======== MATERIAL FOR THIS EXERCISE ========
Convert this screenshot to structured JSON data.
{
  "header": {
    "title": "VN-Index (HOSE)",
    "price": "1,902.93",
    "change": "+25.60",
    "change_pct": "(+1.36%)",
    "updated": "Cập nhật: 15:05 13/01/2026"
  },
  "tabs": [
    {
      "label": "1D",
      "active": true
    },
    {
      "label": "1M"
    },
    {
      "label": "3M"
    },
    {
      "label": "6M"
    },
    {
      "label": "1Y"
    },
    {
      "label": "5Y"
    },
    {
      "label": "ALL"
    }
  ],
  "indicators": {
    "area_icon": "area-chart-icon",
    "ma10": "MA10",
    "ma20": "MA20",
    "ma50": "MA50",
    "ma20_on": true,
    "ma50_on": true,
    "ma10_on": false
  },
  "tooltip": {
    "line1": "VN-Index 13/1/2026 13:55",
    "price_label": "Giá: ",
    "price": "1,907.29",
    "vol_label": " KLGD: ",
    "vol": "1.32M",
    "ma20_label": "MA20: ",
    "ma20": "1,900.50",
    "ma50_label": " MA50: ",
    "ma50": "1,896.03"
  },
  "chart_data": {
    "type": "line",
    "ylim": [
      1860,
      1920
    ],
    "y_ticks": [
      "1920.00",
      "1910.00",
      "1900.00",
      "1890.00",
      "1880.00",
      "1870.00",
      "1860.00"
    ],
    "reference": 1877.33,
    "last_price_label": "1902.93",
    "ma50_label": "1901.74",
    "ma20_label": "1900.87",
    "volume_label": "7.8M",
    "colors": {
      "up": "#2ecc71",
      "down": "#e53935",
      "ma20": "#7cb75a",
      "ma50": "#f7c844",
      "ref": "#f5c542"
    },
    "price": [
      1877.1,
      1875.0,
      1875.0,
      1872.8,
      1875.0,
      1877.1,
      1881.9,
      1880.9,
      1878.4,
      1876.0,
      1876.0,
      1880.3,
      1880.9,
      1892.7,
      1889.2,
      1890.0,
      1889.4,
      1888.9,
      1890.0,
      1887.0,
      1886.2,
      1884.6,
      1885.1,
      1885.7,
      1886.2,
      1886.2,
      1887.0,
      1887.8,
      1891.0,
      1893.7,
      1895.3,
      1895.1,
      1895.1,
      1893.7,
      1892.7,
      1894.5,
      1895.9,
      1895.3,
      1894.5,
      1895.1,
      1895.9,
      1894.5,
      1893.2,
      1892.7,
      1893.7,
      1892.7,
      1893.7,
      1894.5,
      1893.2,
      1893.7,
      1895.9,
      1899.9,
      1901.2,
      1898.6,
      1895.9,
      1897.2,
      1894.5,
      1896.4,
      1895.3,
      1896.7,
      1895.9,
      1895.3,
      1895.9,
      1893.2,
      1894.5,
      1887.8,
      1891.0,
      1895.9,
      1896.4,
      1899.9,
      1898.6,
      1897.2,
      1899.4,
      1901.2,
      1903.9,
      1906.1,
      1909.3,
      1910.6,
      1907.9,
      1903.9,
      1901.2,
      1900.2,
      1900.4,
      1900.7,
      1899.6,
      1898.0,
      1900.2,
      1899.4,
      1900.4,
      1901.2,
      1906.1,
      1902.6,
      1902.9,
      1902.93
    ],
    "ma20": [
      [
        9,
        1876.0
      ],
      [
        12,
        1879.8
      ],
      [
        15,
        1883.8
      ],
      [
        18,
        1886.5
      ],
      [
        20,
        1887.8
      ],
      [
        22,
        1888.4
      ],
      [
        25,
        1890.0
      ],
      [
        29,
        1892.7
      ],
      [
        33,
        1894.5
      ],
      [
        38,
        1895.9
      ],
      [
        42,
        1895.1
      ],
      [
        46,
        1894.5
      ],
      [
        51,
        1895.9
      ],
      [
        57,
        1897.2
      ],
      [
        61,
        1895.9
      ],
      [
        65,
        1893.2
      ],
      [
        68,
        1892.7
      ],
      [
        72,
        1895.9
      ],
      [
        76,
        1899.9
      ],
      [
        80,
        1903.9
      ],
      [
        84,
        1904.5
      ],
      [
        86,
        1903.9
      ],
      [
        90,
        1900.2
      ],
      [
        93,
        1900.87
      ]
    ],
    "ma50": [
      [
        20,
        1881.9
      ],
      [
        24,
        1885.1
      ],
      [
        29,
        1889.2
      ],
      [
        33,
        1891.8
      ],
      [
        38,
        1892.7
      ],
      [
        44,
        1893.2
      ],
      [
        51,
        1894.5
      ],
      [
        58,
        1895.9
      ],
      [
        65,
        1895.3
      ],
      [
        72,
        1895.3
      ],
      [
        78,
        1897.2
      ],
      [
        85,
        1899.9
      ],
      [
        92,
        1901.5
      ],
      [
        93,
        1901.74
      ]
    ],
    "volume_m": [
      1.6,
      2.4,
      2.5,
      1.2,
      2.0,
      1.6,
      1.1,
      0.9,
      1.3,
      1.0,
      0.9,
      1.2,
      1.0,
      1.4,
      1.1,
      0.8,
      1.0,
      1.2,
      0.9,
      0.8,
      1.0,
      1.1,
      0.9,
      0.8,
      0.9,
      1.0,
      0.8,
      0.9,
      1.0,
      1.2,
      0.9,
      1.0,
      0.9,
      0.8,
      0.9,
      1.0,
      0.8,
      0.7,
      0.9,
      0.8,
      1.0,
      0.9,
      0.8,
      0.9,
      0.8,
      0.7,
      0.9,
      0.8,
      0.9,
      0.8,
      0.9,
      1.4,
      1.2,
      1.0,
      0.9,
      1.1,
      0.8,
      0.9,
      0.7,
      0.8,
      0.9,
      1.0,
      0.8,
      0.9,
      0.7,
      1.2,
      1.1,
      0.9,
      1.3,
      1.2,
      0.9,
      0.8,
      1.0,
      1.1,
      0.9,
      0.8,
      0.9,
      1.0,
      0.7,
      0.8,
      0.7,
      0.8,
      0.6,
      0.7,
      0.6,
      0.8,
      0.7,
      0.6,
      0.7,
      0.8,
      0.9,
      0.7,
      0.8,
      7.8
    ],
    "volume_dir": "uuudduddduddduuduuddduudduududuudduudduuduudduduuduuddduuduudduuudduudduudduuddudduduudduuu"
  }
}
========
Set down the listing above in full, please, exactly as it appears.

Convert this screenshot to structured JSON data.
{
  "header": {
    "title": "VN-Index (HOSE)",
    "price": "1,902.93",
    "change": "+25.60",
    "change_pct": "(+1.36%)",
    "updated": "Cập nhật: 15:05 13/01/2026"
  },
  "tabs": [
    {
      "label": "1D",
      "active": true
    },
    {
      "label": "1M"
    },
    {
      "label": "3M"
    },
    {
      "label": "6M"
    },
    {
      "label": "1Y"
    },
    {
      "label": "5Y"
    },
    {
      "label": "ALL"
    }
  ],
  "indicators": {
    "area_icon": "area-chart-icon",
    "ma10": "MA10",
    "ma20": "MA20",
    "ma50": "MA50",
    "ma20_on": true,
    "ma50_on": true,
    "ma10_on": false
  },
  "tooltip": {
    "line1": "VN-Index 13/1/2026 13:55",
    "price_label": "Giá: ",
    "price": "1,907.29",
    "vol_label": " KLGD: ",
    "vol": "1.32M",
    "ma20_label": "MA20: ",
    "ma20": "1,900.50",
    "ma50_label": " MA50: ",
    "ma50": "1,896.03"
  },
  "chart_data": {
    "type": "line",
    "ylim": [
      1860,
      1920
    ],
    "y_ticks": [
      "1920.00",
      "1910.00",
      "1900.00",
      "1890.00",
      "1880.00",
      "1870.00",
      "1860.00"
    ],
    "reference": 1877.33,
    "last_price_label": "1902.93",
    "ma50_label": "1901.74",
    "ma20_label": "1900.87",
    "volume_label": "7.8M",
    "colors": {
      "up": "#2ecc71",
      "down": "#e53935",
      "ma20": "#7cb75a",
      "ma50": "#f7c844",
      "ref": "#f5c542"
    },
    "price": [
      1877.1,
      1875.0,
      1875.0,
      1872.8,
      1875.0,
      1877.1,
      1881.9,
      1880.9,
      1878.4,
      1876.0,
      1876.0,
      1880.3,
      1880.9,
      1892.7,
      1889.2,
      1890.0,
      1889.4,
      1888.9,
      1890.0,
      1887.0,
      1886.2,
      1884.6,
      1885.1,
      1885.7,
      1886.2,
      1886.2,
      1887.0,
      1887.8,
      1891.0,
      1893.7,
      1895.3,
      1895.1,
      1895.1,
      1893.7,
      1892.7,
      1894.5,
      1895.9,
      1895.3,
      1894.5,
      1895.1,
      1895.9,
      1894.5,
      1893.2,
      1892.7,
      1893.7,
      1892.7,
      1893.7,
      1894.5,
      1893.2,
      1893.7,
      1895.9,
      1899.9,
      1901.2,
      1898.6,
      1895.9,
      1897.2,
      1894.5,
      1896.4,
      1895.3,
      1896.7,
      1895.9,
      1895.3,
      1895.9,
      1893.2,
      1894.5,
      1887.8,
      1891.0,
      1895.9,
      1896.4,
      1899.9,
      1898.6,
      1897.2,
      1899.4,
      1901.2,
      1903.9,
      1906.1,
      1909.3,
      1910.6,
      1907.9,
      1903.9,
      1901.2,
      1900.2,
      1900.4,
      1900.7,
      1899.6,
      1898.0,
      1900.2,
      1899.4,
      1900.4,
      1901.2,
      1906.1,
      1902.6,
      1902.9,
      1902.93
    ],
    "ma20": [
      [
        9,
        1876.0
      ],
      [
        12,
        1879.8
      ],
      [
        15,
        1883.8
      ],
      [
        18,
        1886.5
      ],
      [
        20,
        1887.8
      ],
      [
        22,
        1888.4
      ],
      [
        25,
        1890.0
      ],
      [
        29,
        1892.7
      ],
      [
        33,
        1894.5
      ],
      [
        38,
        1895.9
      ],
      [
        42,
        1895.1
      ],
      [
        46,
        1894.5
      ],
      [
        51,
        1895.9
      ],
      [
        57,
        1897.2
      ],
      [
        61,
        1895.9
      ],
      [
        65,
        1893.2
      ],
      [
        68,
        1892.7
      ],
      [
        72,
        1895.9
      ],
      [
        76,
        1899.9
      ],
      [
        80,
        1903.9
      ],
      [
        84,
        1904.5
      ],
      [
        86,
        1903.9
      ],
      [
        90,
        1900.2
      ],
      [
        93,
        1900.87
      ]
    ],
    "ma50": [
      [
        20,
        1881.9
      ],
      [
        24,
        1885.1
      ],
      [
        29,
        1889.2
      ],
      [
        33,
        1891.8
      ],
      [
        38,
        1892.7
      ],
      [
        44,
        1893.2
      ],
      [
        51,
        1894.5
      ],
      [
        58,
        1895.9
      ],
      [
        65,
        1895.3
      ],
      [
        72,
        1895.3
      ],
      [
        78,
        1897.2
      ],
      [
        85,
        1899.9
      ],
      [
        92,
        1901.5
      ],
      [
        93,
        1901.74
      ]
    ],
    "volume_m": [
      1.6,
      2.4,
      2.5,
      1.2,
      2.0,
      1.6,
      1.1,
      0.9,
      1.3,
      1.0,
      0.9,
      1.2,
      1.0,
      1.4,
      1.1,
      0.8,
      1.0,
      1.2,
      0.9,
      0.8,
      1.0,
      1.1,
      0.9,
      0.8,
      0.9,
      1.0,
      0.8,
      0.9,
      1.0,
      1.2,
      0.9,
      1.0,
      0.9,
      0.8,
      0.9,
      1.0,
      0.8,
      0.7,
      0.9,
      0.8,
      1.0,
      0.9,
      0.8,
      0.9,
      0.8,
      0.7,
      0.9,
      0.8,
      0.9,
      0.8,
      0.9,
      1.4,
      1.2,
      1.0,
      0.9,
      1.1,
      0.8,
      0.9,
      0.7,
      0.8,
      0.9,
      1.0,
      0.8,
      0.9,
      0.7,
      1.2,
      1.1,
      0.9,
      1.3,
      1.2,
      0.9,
      0.8,
      1.0,
      1.1,
      0.9,
      0.8,
      0.9,
      1.0,
      0.7,
      0.8,
      0.7,
      0.8,
      0.6,
      0.7,
      0.6,
      0.8,
      0.7,
      0.6,
      0.7,
      0.8,
      0.9,
      0.7,
      0.8,
      7.8
    ],
    "volume_dir": "uuudduddduddduuduuddduudduududuudduudduuduudduduuduuddduuduudduuudduudduudduuddudduduudduuu"
  }
}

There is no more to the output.